EXERCISE DESCRIPTION: Are you able to retype all the records below exactly?

RECORDS FOR PROCESSING:
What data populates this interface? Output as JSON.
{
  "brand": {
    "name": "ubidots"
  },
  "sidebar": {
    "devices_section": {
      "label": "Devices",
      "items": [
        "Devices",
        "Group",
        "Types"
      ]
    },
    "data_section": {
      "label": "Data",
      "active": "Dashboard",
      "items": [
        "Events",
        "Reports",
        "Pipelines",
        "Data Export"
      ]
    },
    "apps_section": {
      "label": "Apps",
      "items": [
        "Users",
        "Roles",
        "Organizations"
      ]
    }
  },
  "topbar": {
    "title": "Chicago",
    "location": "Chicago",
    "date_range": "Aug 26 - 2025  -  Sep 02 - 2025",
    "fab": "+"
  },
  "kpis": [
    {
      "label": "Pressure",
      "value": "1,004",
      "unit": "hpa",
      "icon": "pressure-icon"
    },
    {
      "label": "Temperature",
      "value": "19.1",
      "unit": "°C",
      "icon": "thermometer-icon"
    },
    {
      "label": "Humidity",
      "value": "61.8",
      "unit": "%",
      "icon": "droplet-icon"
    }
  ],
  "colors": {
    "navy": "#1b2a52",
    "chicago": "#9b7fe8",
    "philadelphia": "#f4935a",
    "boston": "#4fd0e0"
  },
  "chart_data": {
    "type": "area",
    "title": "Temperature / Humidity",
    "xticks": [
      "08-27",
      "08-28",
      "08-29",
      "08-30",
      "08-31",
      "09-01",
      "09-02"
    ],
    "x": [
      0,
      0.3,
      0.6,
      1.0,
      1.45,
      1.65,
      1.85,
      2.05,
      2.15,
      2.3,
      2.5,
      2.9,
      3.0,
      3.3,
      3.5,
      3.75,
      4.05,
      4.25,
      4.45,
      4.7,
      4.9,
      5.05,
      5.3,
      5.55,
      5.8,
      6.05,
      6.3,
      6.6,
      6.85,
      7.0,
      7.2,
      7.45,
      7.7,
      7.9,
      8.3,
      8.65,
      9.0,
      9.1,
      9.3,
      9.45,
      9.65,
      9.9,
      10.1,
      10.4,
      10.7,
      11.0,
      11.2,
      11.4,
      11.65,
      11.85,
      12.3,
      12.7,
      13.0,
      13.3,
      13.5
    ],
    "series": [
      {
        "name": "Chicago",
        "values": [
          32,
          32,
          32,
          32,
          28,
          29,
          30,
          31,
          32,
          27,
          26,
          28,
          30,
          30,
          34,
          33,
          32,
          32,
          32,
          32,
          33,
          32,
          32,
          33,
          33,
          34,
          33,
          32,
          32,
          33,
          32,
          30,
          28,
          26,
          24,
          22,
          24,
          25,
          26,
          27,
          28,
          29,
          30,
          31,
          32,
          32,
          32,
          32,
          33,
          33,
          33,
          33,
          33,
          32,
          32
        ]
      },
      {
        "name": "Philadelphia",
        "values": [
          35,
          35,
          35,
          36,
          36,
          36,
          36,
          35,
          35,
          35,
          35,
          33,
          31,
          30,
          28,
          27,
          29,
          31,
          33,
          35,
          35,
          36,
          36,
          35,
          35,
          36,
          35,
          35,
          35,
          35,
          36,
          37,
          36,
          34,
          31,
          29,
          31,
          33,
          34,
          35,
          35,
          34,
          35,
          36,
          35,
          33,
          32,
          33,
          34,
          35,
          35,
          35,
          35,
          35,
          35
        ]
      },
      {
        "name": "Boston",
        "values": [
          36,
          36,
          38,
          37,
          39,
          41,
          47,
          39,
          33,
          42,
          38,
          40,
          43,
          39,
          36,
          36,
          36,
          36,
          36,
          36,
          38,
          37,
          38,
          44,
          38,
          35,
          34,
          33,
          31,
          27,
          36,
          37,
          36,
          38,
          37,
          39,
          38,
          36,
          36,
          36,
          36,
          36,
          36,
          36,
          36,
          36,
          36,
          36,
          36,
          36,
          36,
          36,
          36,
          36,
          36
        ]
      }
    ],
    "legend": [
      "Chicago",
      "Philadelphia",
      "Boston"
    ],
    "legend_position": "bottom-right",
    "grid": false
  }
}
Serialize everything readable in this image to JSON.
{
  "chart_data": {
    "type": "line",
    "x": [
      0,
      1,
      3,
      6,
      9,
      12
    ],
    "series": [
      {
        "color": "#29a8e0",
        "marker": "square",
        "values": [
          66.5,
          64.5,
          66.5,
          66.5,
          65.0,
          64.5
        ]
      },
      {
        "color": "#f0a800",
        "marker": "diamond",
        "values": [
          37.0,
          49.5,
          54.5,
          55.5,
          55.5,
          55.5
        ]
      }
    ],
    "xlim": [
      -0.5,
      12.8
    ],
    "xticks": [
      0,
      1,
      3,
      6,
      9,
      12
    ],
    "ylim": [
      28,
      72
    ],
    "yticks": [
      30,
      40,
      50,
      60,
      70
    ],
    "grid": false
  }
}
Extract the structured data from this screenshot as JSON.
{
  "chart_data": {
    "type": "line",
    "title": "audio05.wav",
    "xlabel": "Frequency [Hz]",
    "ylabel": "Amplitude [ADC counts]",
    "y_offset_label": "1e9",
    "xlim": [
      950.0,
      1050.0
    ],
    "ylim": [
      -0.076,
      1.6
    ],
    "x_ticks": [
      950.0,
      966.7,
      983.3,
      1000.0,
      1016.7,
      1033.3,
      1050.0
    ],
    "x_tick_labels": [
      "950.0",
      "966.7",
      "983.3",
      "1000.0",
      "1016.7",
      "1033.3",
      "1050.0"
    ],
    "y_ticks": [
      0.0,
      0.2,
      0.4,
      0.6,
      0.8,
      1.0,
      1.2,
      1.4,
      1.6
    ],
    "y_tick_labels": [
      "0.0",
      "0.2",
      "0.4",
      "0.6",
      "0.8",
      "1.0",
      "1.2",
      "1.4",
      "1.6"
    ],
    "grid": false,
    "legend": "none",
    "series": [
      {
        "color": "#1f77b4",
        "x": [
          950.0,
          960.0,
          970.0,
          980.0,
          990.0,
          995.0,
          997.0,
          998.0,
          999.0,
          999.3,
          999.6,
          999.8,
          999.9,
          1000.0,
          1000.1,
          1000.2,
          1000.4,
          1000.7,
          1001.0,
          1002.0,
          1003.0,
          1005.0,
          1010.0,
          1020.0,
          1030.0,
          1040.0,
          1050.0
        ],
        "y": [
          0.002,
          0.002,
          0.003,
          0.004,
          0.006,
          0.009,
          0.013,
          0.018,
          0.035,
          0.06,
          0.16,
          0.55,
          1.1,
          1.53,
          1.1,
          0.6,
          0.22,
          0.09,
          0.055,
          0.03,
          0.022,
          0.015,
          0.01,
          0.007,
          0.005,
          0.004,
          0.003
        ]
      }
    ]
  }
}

COMPLETED EXERCISE:
What data populates this interface? Output as JSON.
{
  "brand": {
    "name": "ubidots"
  },
  "sidebar": {
    "devices_section": {
      "label": "Devices",
      "items": [
        "Devices",
        "Group",
        "Types"
      ]
    },
    "data_section": {
      "label": "Data",
      "active": "Dashboard",
      "items": [
        "Events",
        "Reports",
        "Pipelines",
        "Data Export"
      ]
    },
    "apps_section": {
      "label": "Apps",
      "items": [
        "Users",
        "Roles",
        "Organizations"
      ]
    }
  },
  "topbar": {
    "title": "Chicago",
    "location": "Chicago",
    "date_range": "Aug 26 - 2025  -  Sep 02 - 2025",
    "fab": "+"
  },
  "kpis": [
    {
      "label": "Pressure",
      "value": "1,004",
      "unit": "hpa",
      "icon": "pressure-icon"
    },
    {
      "label": "Temperature",
      "value": "19.1",
      "unit": "°C",
      "icon": "thermometer-icon"
    },
    {
      "label": "Humidity",
      "value": "61.8",
      "unit": "%",
      "icon": "droplet-icon"
    }
  ],
  "colors": {
    "navy": "#1b2a52",
    "chicago": "#9b7fe8",
    "philadelphia": "#f4935a",
    "boston": "#4fd0e0"
  },
  "chart_data": {
    "type": "area",
    "title": "Temperature / Humidity",
    "xticks": [
      "08-27",
      "08-28",
      "08-29",
      "08-30",
      "08-31",
      "09-01",
      "09-02"
    ],
    "x": [
      0,
      0.3,
      0.6,
      1.0,
      1.45,
      1.65,
      1.85,
      2.05,
      2.15,
      2.3,
      2.5,
      2.9,
      3.0,
      3.3,
      3.5,
      3.75,
      4.05,
      4.25,
      4.45,
      4.7,
      4.9,
      5.05,
      5.3,
      5.55,
      5.8,
      6.05,
      6.3,
      6.6,
      6.85,
      7.0,
      7.2,
      7.45,
      7.7,
      7.9,
      8.3,
      8.65,
      9.0,
      9.1,
      9.3,
      9.45,
      9.65,
      9.9,
      10.1,
      10.4,
      10.7,
      11.0,
      11.2,
      11.4,
      11.65,
      11.85,
      12.3,
      12.7,
      13.0,
      13.3,
      13.5
    ],
    "series": [
      {
        "name": "Chicago",
        "values": [
          32,
          32,
          32,
          32,
          28,
          29,
          30,
          31,
          32,
          27,
          26,
          28,
          30,
          30,
          34,
          33,
          32,
          32,
          32,
          32,
          33,
          32,
          32,
          33,
          33,
          34,
          33,
          32,
          32,
          33,
          32,
          30,
          28,
          26,
          24,
          22,
          24,
          25,
          26,
          27,
          28,
          29,
          30,
          31,
          32,
          32,
          32,
          32,
          33,
          33,
          33,
          33,
          33,
          32,
          32
        ]
      },
      {
        "name": "Philadelphia",
        "values": [
          35,
          35,
          35,
          36,
          36,
          36,
          36,
          35,
          35,
          35,
          35,
          33,
          31,
          30,
          28,
          27,
          29,
          31,
          33,
          35,
          35,
          36,
          36,
          35,
          35,
          36,
          35,
          35,
          35,
          35,
          36,
          37,
          36,
          34,
          31,
          29,
          31,
          33,
          34,
          35,
          35,
          34,
          35,
          36,
          35,
          33,
          32,
          33,
          34,
          35,
          35,
          35,
          35,
          35,
          35
        ]
      },
      {
        "name": "Boston",
        "values": [
          36,
          36,
          38,
          37,
          39,
          41,
          47,
          39,
          33,
          42,
          38,
          40,
          43,
          39,
          36,
          36,
          36,
          36,
          36,
          36,
          38,
          37,
          38,
          44,
          38,
          35,
          34,
          33,
          31,
          27,
          36,
          37,
          36,
          38,
          37,
          39,
          38,
          36,
          36,
          36,
          36,
          36,
          36,
          36,
          36,
          36,
          36,
          36,
          36,
          36,
          36,
          36,
          36,
          36,
          36
        ]
      }
    ],
    "legend": [
      "Chicago",
      "Philadelphia",
      "Boston"
    ],
    "legend_position": "bottom-right",
    "grid": false
  }
}
Serialize everything readable in this image to JSON.
{
  "chart_data": {
    "type": "line",
    "x": [
      0,
      1,
      3,
      6,
      9,
      12
    ],
    "series": [
      {
        "color": "#29a8e0",
        "marker": "square",
        "values": [
          66.5,
          64.5,
          66.5,
          66.5,
          65.0,
          64.5
        ]
      },
      {
        "color": "#f0a800",
        "marker": "diamond",
        "values": [
          37.0,
          49.5,
          54.5,
          55.5,
          55.5,
          55.5
        ]
      }
    ],
    "xlim": [
      -0.5,
      12.8
    ],
    "xticks": [
      0,
      1,
      3,
      6,
      9,
      12
    ],
    "ylim": [
      28,
      72
    ],
    "yticks": [
      30,
      40,
      50,
      60,
      70
    ],
    "grid": false
  }
}
Extract the structured data from this screenshot as JSON.
{
  "chart_data": {
    "type": "line",
    "title": "audio05.wav",
    "xlabel": "Frequency [Hz]",
    "ylabel": "Amplitude [ADC counts]",
    "y_offset_label": "1e9",
    "xlim": [
      950.0,
      1050.0
    ],
    "ylim": [
      -0.076,
      1.6
    ],
    "x_ticks": [
      950.0,
      966.7,
      983.3,
      1000.0,
      1016.7,
      1033.3,
      1050.0
    ],
    "x_tick_labels": [
      "950.0",
      "966.7",
      "983.3",
      "1000.0",
      "1016.7",
      "1033.3",
      "1050.0"
    ],
    "y_ticks": [
      0.0,
      0.2,
      0.4,
      0.6,
      0.8,
      1.0,
      1.2,
      1.4,
      1.6
    ],
    "y_tick_labels": [
      "0.0",
      "0.2",
      "0.4",
      "0.6",
      "0.8",
      "1.0",
      "1.2",
      "1.4",
      "1.6"
    ],
    "grid": false,
    "legend": "none",
    "series": [
      {
        "color": "#1f77b4",
        "x": [
          950.0,
          960.0,
          970.0,
          980.0,
          990.0,
          995.0,
          997.0,
          998.0,
          999.0,
          999.3,
          999.6,
          999.8,
          999.9,
          1000.0,
          1000.1,
          1000.2,
          1000.4,
          1000.7,
          1001.0,
          1002.0,
          1003.0,
          1005.0,
          1010.0,
          1020.0,
          1030.0,
          1040.0,
          1050.0
        ],
        "y": [
          0.002,
          0.002,
          0.003,
          0.004,
          0.006,
          0.009,
          0.013,
          0.018,
          0.035,
          0.06,
          0.16,
          0.55,
          1.1,
          1.53,
          1.1,
          0.6,
          0.22,
          0.09,
          0.055,
          0.03,
          0.022,
          0.015,
          0.01,
          0.007,
          0.005,
          0.004,
          0.003
        ]
      }
    ]
  }
}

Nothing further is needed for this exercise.